─── Data shown
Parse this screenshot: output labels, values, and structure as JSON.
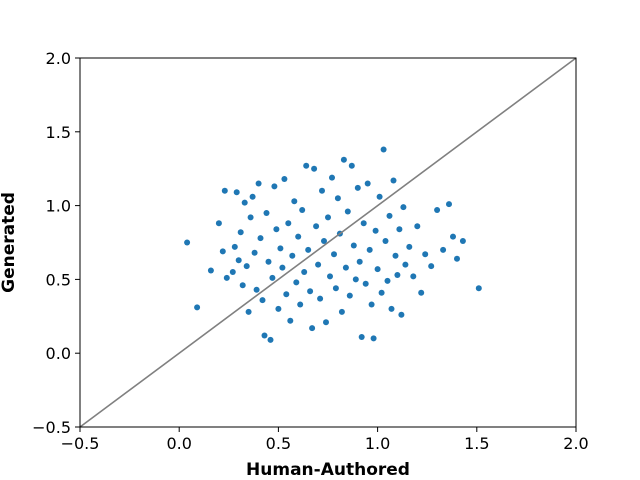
{
  "chart_data": {
    "type": "scatter",
    "title": "",
    "xlabel": "Human-Authored",
    "ylabel": "Generated",
    "xlim": [
      -0.5,
      2.0
    ],
    "ylim": [
      -0.5,
      2.0
    ],
    "xticks": [
      -0.5,
      0.0,
      0.5,
      1.0,
      1.5,
      2.0
    ],
    "yticks": [
      -0.5,
      0.0,
      0.5,
      1.0,
      1.5,
      2.0
    ],
    "xtick_labels": [
      "−0.5",
      "0.0",
      "0.5",
      "1.0",
      "1.5",
      "2.0"
    ],
    "ytick_labels": [
      "−0.5",
      "0.0",
      "0.5",
      "1.0",
      "1.5",
      "2.0"
    ],
    "grid": false,
    "point_color": "#1f77b4",
    "reference_line": {
      "from": [
        -0.5,
        -0.5
      ],
      "to": [
        2.0,
        2.0
      ],
      "color": "#808080"
    },
    "series": [
      {
        "points": [
          [
            0.04,
            0.75
          ],
          [
            0.09,
            0.31
          ],
          [
            0.16,
            0.56
          ],
          [
            0.2,
            0.88
          ],
          [
            0.23,
            1.1
          ],
          [
            0.22,
            0.69
          ],
          [
            0.24,
            0.51
          ],
          [
            0.27,
            0.55
          ],
          [
            0.28,
            0.72
          ],
          [
            0.29,
            1.09
          ],
          [
            0.3,
            0.63
          ],
          [
            0.31,
            0.82
          ],
          [
            0.32,
            0.46
          ],
          [
            0.33,
            1.02
          ],
          [
            0.34,
            0.59
          ],
          [
            0.35,
            0.28
          ],
          [
            0.36,
            0.92
          ],
          [
            0.37,
            1.06
          ],
          [
            0.38,
            0.68
          ],
          [
            0.39,
            0.43
          ],
          [
            0.4,
            1.15
          ],
          [
            0.41,
            0.78
          ],
          [
            0.42,
            0.36
          ],
          [
            0.43,
            0.12
          ],
          [
            0.44,
            0.95
          ],
          [
            0.45,
            0.62
          ],
          [
            0.46,
            0.09
          ],
          [
            0.47,
            0.51
          ],
          [
            0.48,
            1.13
          ],
          [
            0.49,
            0.84
          ],
          [
            0.5,
            0.3
          ],
          [
            0.51,
            0.71
          ],
          [
            0.52,
            0.58
          ],
          [
            0.53,
            1.18
          ],
          [
            0.54,
            0.4
          ],
          [
            0.55,
            0.88
          ],
          [
            0.56,
            0.22
          ],
          [
            0.57,
            0.66
          ],
          [
            0.58,
            1.03
          ],
          [
            0.59,
            0.48
          ],
          [
            0.6,
            0.79
          ],
          [
            0.61,
            0.33
          ],
          [
            0.62,
            0.97
          ],
          [
            0.63,
            0.55
          ],
          [
            0.64,
            1.27
          ],
          [
            0.65,
            0.7
          ],
          [
            0.66,
            0.42
          ],
          [
            0.67,
            0.17
          ],
          [
            0.68,
            1.25
          ],
          [
            0.69,
            0.86
          ],
          [
            0.7,
            0.6
          ],
          [
            0.71,
            0.37
          ],
          [
            0.72,
            1.1
          ],
          [
            0.73,
            0.76
          ],
          [
            0.74,
            0.21
          ],
          [
            0.75,
            0.92
          ],
          [
            0.76,
            0.52
          ],
          [
            0.77,
            1.19
          ],
          [
            0.78,
            0.67
          ],
          [
            0.79,
            0.44
          ],
          [
            0.8,
            1.05
          ],
          [
            0.81,
            0.81
          ],
          [
            0.82,
            0.28
          ],
          [
            0.83,
            1.31
          ],
          [
            0.84,
            0.58
          ],
          [
            0.85,
            0.96
          ],
          [
            0.86,
            0.39
          ],
          [
            0.87,
            1.27
          ],
          [
            0.88,
            0.73
          ],
          [
            0.89,
            0.5
          ],
          [
            0.9,
            1.12
          ],
          [
            0.91,
            0.62
          ],
          [
            0.92,
            0.11
          ],
          [
            0.93,
            0.88
          ],
          [
            0.94,
            0.47
          ],
          [
            0.95,
            1.15
          ],
          [
            0.96,
            0.7
          ],
          [
            0.97,
            0.33
          ],
          [
            0.98,
            0.1
          ],
          [
            0.99,
            0.83
          ],
          [
            1.0,
            0.57
          ],
          [
            1.01,
            1.06
          ],
          [
            1.02,
            0.41
          ],
          [
            1.03,
            1.38
          ],
          [
            1.04,
            0.76
          ],
          [
            1.05,
            0.49
          ],
          [
            1.06,
            0.93
          ],
          [
            1.07,
            0.3
          ],
          [
            1.08,
            1.17
          ],
          [
            1.09,
            0.66
          ],
          [
            1.1,
            0.53
          ],
          [
            1.11,
            0.84
          ],
          [
            1.12,
            0.26
          ],
          [
            1.13,
            0.99
          ],
          [
            1.14,
            0.6
          ],
          [
            1.16,
            0.72
          ],
          [
            1.18,
            0.52
          ],
          [
            1.2,
            0.86
          ],
          [
            1.22,
            0.41
          ],
          [
            1.24,
            0.67
          ],
          [
            1.27,
            0.59
          ],
          [
            1.3,
            0.97
          ],
          [
            1.33,
            0.7
          ],
          [
            1.36,
            1.01
          ],
          [
            1.38,
            0.79
          ],
          [
            1.4,
            0.64
          ],
          [
            1.43,
            0.76
          ],
          [
            1.51,
            0.44
          ]
        ]
      }
    ]
  }
}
──────
Extract all the entries word for word; omit any pictures.

Parse this screenshot: output labels, values, and structure as JSON.
{
  "chart_data": {
    "type": "scatter",
    "title": "",
    "xlabel": "Human-Authored",
    "ylabel": "Generated",
    "xlim": [
      -0.5,
      2.0
    ],
    "ylim": [
      -0.5,
      2.0
    ],
    "xticks": [
      -0.5,
      0.0,
      0.5,
      1.0,
      1.5,
      2.0
    ],
    "yticks": [
      -0.5,
      0.0,
      0.5,
      1.0,
      1.5,
      2.0
    ],
    "xtick_labels": [
      "−0.5",
      "0.0",
      "0.5",
      "1.0",
      "1.5",
      "2.0"
    ],
    "ytick_labels": [
      "−0.5",
      "0.0",
      "0.5",
      "1.0",
      "1.5",
      "2.0"
    ],
    "grid": false,
    "point_color": "#1f77b4",
    "reference_line": {
      "from": [
        -0.5,
        -0.5
      ],
      "to": [
        2.0,
        2.0
      ],
      "color": "#808080"
    },
    "series": [
      {
        "points": [
          [
            0.04,
            0.75
          ],
          [
            0.09,
            0.31
          ],
          [
            0.16,
            0.56
          ],
          [
            0.2,
            0.88
          ],
          [
            0.23,
            1.1
          ],
          [
            0.22,
            0.69
          ],
          [
            0.24,
            0.51
          ],
          [
            0.27,
            0.55
          ],
          [
            0.28,
            0.72
          ],
          [
            0.29,
            1.09
          ],
          [
            0.3,
            0.63
          ],
          [
            0.31,
            0.82
          ],
          [
            0.32,
            0.46
          ],
          [
            0.33,
            1.02
          ],
          [
            0.34,
            0.59
          ],
          [
            0.35,
            0.28
          ],
          [
            0.36,
            0.92
          ],
          [
            0.37,
            1.06
          ],
          [
            0.38,
            0.68
          ],
          [
            0.39,
            0.43
          ],
          [
            0.4,
            1.15
          ],
          [
            0.41,
            0.78
          ],
          [
            0.42,
            0.36
          ],
          [
            0.43,
            0.12
          ],
          [
            0.44,
            0.95
          ],
          [
            0.45,
            0.62
          ],
          [
            0.46,
            0.09
          ],
          [
            0.47,
            0.51
          ],
          [
            0.48,
            1.13
          ],
          [
            0.49,
            0.84
          ],
          [
            0.5,
            0.3
          ],
          [
            0.51,
            0.71
          ],
          [
            0.52,
            0.58
          ],
          [
            0.53,
            1.18
          ],
          [
            0.54,
            0.4
          ],
          [
            0.55,
            0.88
          ],
          [
            0.56,
            0.22
          ],
          [
            0.57,
            0.66
          ],
          [
            0.58,
            1.03
          ],
          [
            0.59,
            0.48
          ],
          [
            0.6,
            0.79
          ],
          [
            0.61,
            0.33
          ],
          [
            0.62,
            0.97
          ],
          [
            0.63,
            0.55
          ],
          [
            0.64,
            1.27
          ],
          [
            0.65,
            0.7
          ],
          [
            0.66,
            0.42
          ],
          [
            0.67,
            0.17
          ],
          [
            0.68,
            1.25
          ],
          [
            0.69,
            0.86
          ],
          [
            0.7,
            0.6
          ],
          [
            0.71,
            0.37
          ],
          [
            0.72,
            1.1
          ],
          [
            0.73,
            0.76
          ],
          [
            0.74,
            0.21
          ],
          [
            0.75,
            0.92
          ],
          [
            0.76,
            0.52
          ],
          [
            0.77,
            1.19
          ],
          [
            0.78,
            0.67
          ],
          [
            0.79,
            0.44
          ],
          [
            0.8,
            1.05
          ],
          [
            0.81,
            0.81
          ],
          [
            0.82,
            0.28
          ],
          [
            0.83,
            1.31
          ],
          [
            0.84,
            0.58
          ],
          [
            0.85,
            0.96
          ],
          [
            0.86,
            0.39
          ],
          [
            0.87,
            1.27
          ],
          [
            0.88,
            0.73
          ],
          [
            0.89,
            0.5
          ],
          [
            0.9,
            1.12
          ],
          [
            0.91,
            0.62
          ],
          [
            0.92,
            0.11
          ],
          [
            0.93,
            0.88
          ],
          [
            0.94,
            0.47
          ],
          [
            0.95,
            1.15
          ],
          [
            0.96,
            0.7
          ],
          [
            0.97,
            0.33
          ],
          [
            0.98,
            0.1
          ],
          [
            0.99,
            0.83
          ],
          [
            1.0,
            0.57
          ],
          [
            1.01,
            1.06
          ],
          [
            1.02,
            0.41
          ],
          [
            1.03,
            1.38
          ],
          [
            1.04,
            0.76
          ],
          [
            1.05,
            0.49
          ],
          [
            1.06,
            0.93
          ],
          [
            1.07,
            0.3
          ],
          [
            1.08,
            1.17
          ],
          [
            1.09,
            0.66
          ],
          [
            1.1,
            0.53
          ],
          [
            1.11,
            0.84
          ],
          [
            1.12,
            0.26
          ],
          [
            1.13,
            0.99
          ],
          [
            1.14,
            0.6
          ],
          [
            1.16,
            0.72
          ],
          [
            1.18,
            0.52
          ],
          [
            1.2,
            0.86
          ],
          [
            1.22,
            0.41
          ],
          [
            1.24,
            0.67
          ],
          [
            1.27,
            0.59
          ],
          [
            1.3,
            0.97
          ],
          [
            1.33,
            0.7
          ],
          [
            1.36,
            1.01
          ],
          [
            1.38,
            0.79
          ],
          [
            1.4,
            0.64
          ],
          [
            1.43,
            0.76
          ],
          [
            1.51,
            0.44
          ]
        ]
      }
    ]
  }
}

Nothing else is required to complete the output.